▸ **Dataset listings of figures**:
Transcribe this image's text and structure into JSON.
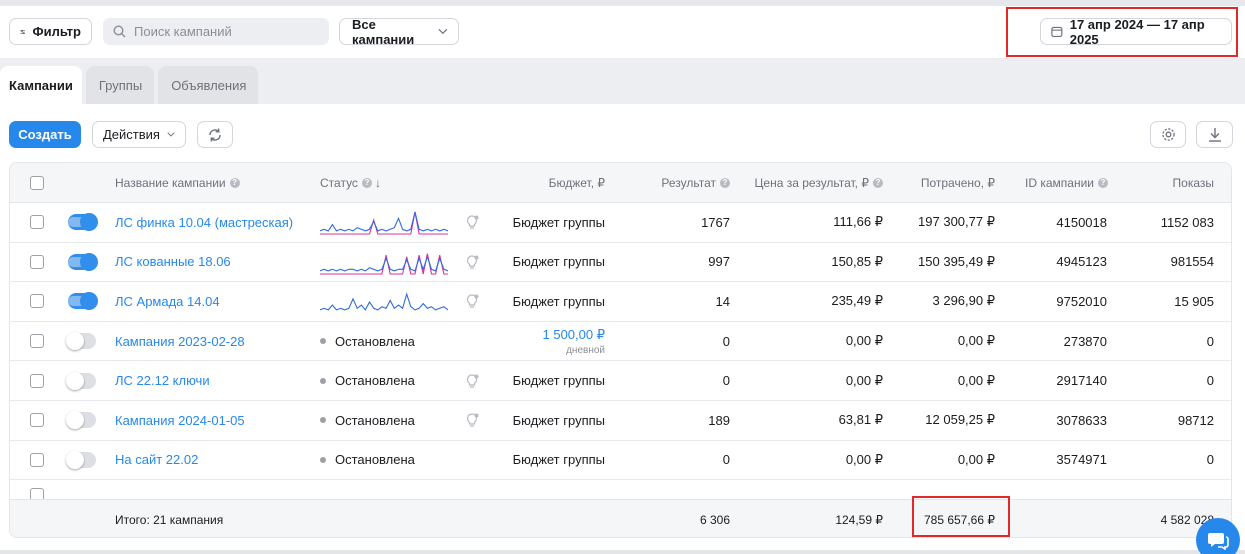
{
  "colors": {
    "accent": "#2688eb",
    "highlight": "#e1282a",
    "spark_pink": "#e0309c",
    "spark_blue": "#2d6be0"
  },
  "filterbar": {
    "filter_label": "Фильтр",
    "search_placeholder": "Поиск кампаний",
    "campaigns_select": "Все кампании",
    "date_range": "17 апр 2024 — 17 апр 2025"
  },
  "tabs": [
    {
      "label": "Кампании",
      "active": true
    },
    {
      "label": "Группы",
      "active": false
    },
    {
      "label": "Объявления",
      "active": false
    }
  ],
  "toolbar": {
    "create_label": "Создать",
    "actions_label": "Действия"
  },
  "table": {
    "headers": {
      "name": "Название кампании",
      "status": "Статус",
      "budget": "Бюджет, ₽",
      "result": "Результат",
      "cpr": "Цена за результат, ₽",
      "spent": "Потрачено, ₽",
      "id": "ID кампании",
      "shows": "Показы"
    },
    "rows": [
      {
        "on": true,
        "name": "ЛС финка 10.04 (мастреская)",
        "status": "",
        "spark": [
          2,
          3,
          2,
          6,
          2,
          3,
          2,
          3,
          2,
          4,
          3,
          2,
          3,
          8,
          2,
          3,
          2,
          3,
          4,
          10,
          3,
          2,
          3,
          14,
          3,
          2,
          3,
          2,
          3,
          2,
          3,
          2
        ],
        "spark2": [
          0,
          0,
          0,
          0,
          0,
          0,
          0,
          0,
          0,
          0,
          0,
          0,
          0,
          9,
          0,
          0,
          0,
          0,
          0,
          0,
          0,
          0,
          0,
          14,
          0,
          0,
          0,
          0,
          0,
          0,
          0,
          0
        ],
        "budget": "Бюджет группы",
        "budget_sub": "",
        "result": "1767",
        "cpr": "111,66 ₽",
        "spent": "197 300,77 ₽",
        "id": "4150018",
        "shows": "1152 083"
      },
      {
        "on": true,
        "name": "ЛС кованные 18.06",
        "status": "",
        "spark": [
          2,
          3,
          2,
          3,
          2,
          3,
          2,
          3,
          3,
          2,
          3,
          2,
          4,
          3,
          2,
          3,
          10,
          3,
          2,
          3,
          3,
          9,
          3,
          2,
          10,
          3,
          11,
          3,
          2,
          10,
          3,
          2
        ],
        "spark2": [
          0,
          0,
          0,
          0,
          0,
          0,
          0,
          0,
          0,
          0,
          0,
          0,
          0,
          0,
          0,
          0,
          12,
          0,
          0,
          0,
          0,
          11,
          0,
          0,
          12,
          0,
          13,
          0,
          0,
          12,
          0,
          0
        ],
        "budget": "Бюджет группы",
        "budget_sub": "",
        "result": "997",
        "cpr": "150,85 ₽",
        "spent": "150 395,49 ₽",
        "id": "4945123",
        "shows": "981554"
      },
      {
        "on": true,
        "name": "ЛС Армада 14.04",
        "status": "",
        "spark": [
          2,
          3,
          2,
          5,
          2,
          3,
          2,
          3,
          9,
          3,
          5,
          2,
          7,
          3,
          2,
          4,
          3,
          8,
          3,
          5,
          3,
          12,
          4,
          2,
          3,
          6,
          3,
          4,
          2,
          3,
          4,
          2
        ],
        "spark2": [],
        "budget": "Бюджет группы",
        "budget_sub": "",
        "result": "14",
        "cpr": "235,49 ₽",
        "spent": "3 296,90 ₽",
        "id": "9752010",
        "shows": "15 905"
      },
      {
        "on": false,
        "name": "Кампания 2023-02-28",
        "status": "Остановлена",
        "spark": [],
        "spark2": [],
        "budget": "1 500,00 ₽",
        "budget_sub": "дневной",
        "result": "0",
        "cpr": "0,00 ₽",
        "spent": "0,00 ₽",
        "id": "273870",
        "shows": "0"
      },
      {
        "on": false,
        "name": "ЛС 22.12 ключи",
        "status": "Остановлена",
        "spark": [],
        "spark2": [],
        "budget": "Бюджет группы",
        "budget_sub": "",
        "result": "0",
        "cpr": "0,00 ₽",
        "spent": "0,00 ₽",
        "id": "2917140",
        "shows": "0"
      },
      {
        "on": false,
        "name": "Кампания 2024-01-05",
        "status": "Остановлена",
        "spark": [],
        "spark2": [],
        "budget": "Бюджет группы",
        "budget_sub": "",
        "result": "189",
        "cpr": "63,81 ₽",
        "spent": "12 059,25 ₽",
        "id": "3078633",
        "shows": "98712"
      },
      {
        "on": false,
        "name": "На сайт 22.02",
        "status": "Остановлена",
        "spark": [],
        "spark2": [],
        "budget": "Бюджет группы",
        "budget_sub": "",
        "result": "0",
        "cpr": "0,00 ₽",
        "spent": "0,00 ₽",
        "id": "3574971",
        "shows": "0"
      }
    ],
    "bulbs": [
      true,
      true,
      true,
      false,
      true,
      true,
      false
    ],
    "totals": {
      "label": "Итого: 21 кампания",
      "result": "6 306",
      "cpr": "124,59 ₽",
      "spent": "785 657,66 ₽",
      "shows": "4 582 028"
    }
  }
}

▸ **STATED PROBLEM**:
Collect each line containing the string "spent".

▸ **WRITTEN ANSWER**:
      "spent": "Потрачено, ₽",
        "spent": "197 300,77 ₽",
        "spent": "150 395,49 ₽",
        "spent": "3 296,90 ₽",
        "spent": "0,00 ₽",
        "spent": "0,00 ₽",
        "spent": "12 059,25 ₽",
        "spent": "0,00 ₽",
      "spent": "785 657,66 ₽",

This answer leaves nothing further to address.